#### Stated goal
From the entries below, say how many lines carry the word "JSON", and give nothing but the number.

Stored data entries:
— start —

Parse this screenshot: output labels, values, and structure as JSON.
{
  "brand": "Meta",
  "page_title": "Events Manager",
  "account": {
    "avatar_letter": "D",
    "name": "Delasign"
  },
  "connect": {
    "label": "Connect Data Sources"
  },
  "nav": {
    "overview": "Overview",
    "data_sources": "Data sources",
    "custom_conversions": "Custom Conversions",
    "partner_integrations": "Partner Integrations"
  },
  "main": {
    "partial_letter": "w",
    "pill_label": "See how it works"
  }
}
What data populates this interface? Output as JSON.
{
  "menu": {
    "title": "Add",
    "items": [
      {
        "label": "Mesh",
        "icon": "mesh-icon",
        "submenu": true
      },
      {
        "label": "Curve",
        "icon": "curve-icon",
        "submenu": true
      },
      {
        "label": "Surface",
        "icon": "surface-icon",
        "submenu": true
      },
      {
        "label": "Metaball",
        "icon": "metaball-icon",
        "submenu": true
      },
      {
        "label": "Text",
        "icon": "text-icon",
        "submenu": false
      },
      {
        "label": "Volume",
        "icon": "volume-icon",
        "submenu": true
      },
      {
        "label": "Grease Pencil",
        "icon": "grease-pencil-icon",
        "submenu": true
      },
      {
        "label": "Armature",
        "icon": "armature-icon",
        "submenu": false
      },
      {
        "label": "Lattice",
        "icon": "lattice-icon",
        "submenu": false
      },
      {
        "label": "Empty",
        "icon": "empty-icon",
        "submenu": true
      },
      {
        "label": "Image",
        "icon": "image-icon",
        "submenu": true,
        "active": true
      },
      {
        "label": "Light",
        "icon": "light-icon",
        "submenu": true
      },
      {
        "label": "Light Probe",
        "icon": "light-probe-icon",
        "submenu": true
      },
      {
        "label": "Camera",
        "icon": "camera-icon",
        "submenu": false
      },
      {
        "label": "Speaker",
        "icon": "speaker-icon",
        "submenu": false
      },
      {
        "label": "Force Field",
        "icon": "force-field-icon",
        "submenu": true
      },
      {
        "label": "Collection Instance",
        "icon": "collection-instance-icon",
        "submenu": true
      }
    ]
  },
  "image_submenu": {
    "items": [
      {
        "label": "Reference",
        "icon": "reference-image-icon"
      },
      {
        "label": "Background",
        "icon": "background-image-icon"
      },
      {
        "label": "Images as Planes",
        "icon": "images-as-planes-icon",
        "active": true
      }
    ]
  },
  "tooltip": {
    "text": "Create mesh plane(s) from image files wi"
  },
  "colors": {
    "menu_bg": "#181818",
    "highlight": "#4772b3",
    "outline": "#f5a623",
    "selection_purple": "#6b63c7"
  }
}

— end —

#### Output below
2